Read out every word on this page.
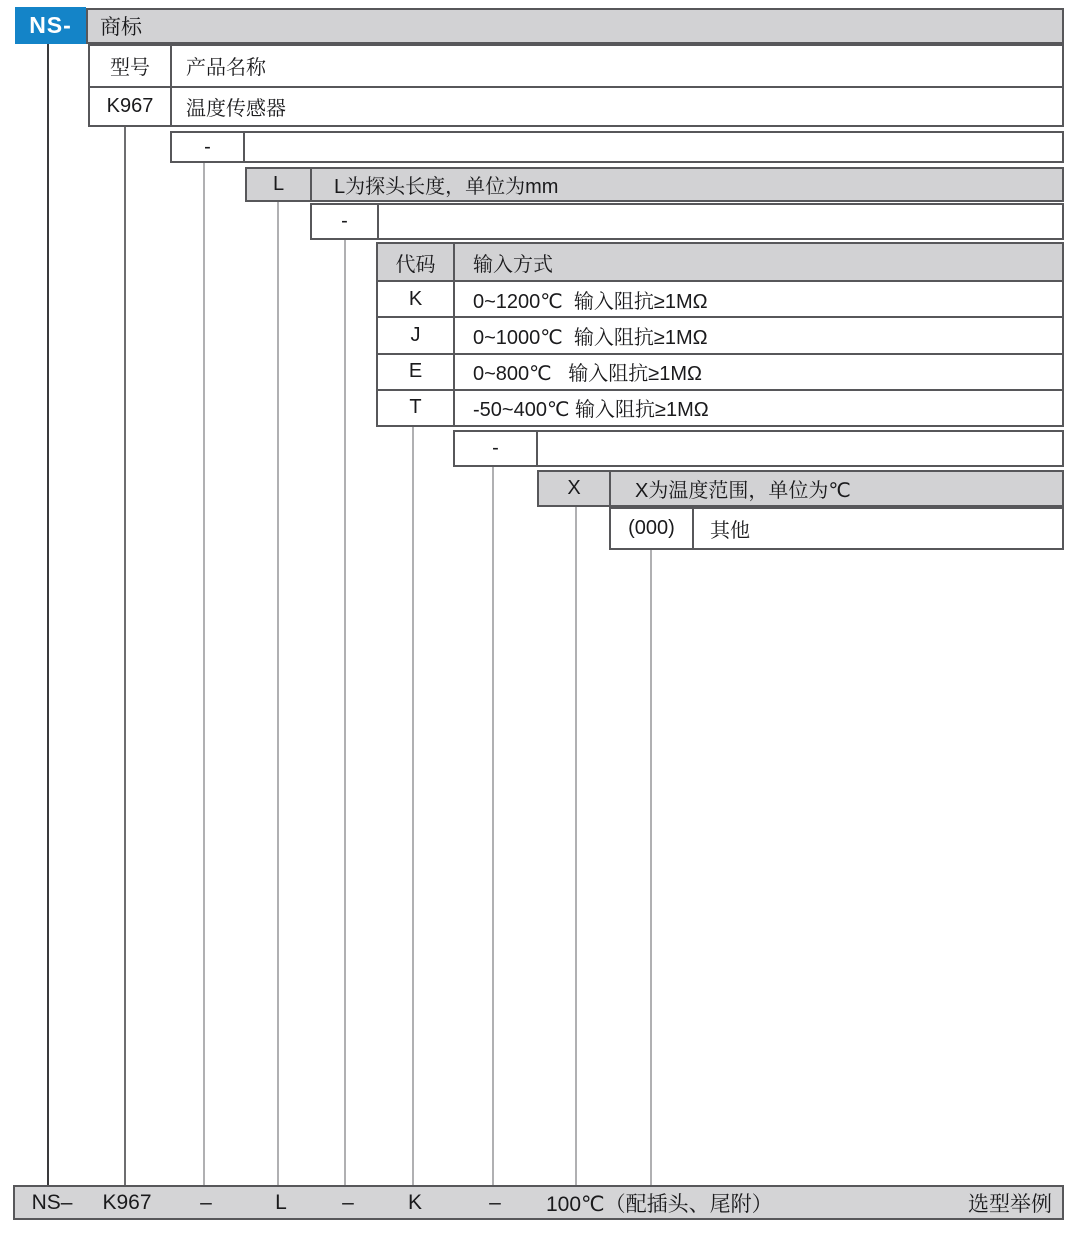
商标
NS-
型号	产品名称
K967	温度传感器
-
L	L为探头长度，单位为mm
-
代码	输入方式
K	0~1200℃  输入阻抗≥1MΩ
J	0~1000℃  输入阻抗≥1MΩ
E	0~800℃   输入阻抗≥1MΩ
T	-50~400℃ 输入阻抗≥1MΩ
-
X	X为温度范围，单位为℃
(000)	其他
NS– K967 –	L	–	K	– 100℃（配插头、尾附）	选型举例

════════

Job:
Say how many lines in the records hold the string "输入阻抗", and say nothing else.

Full output:
4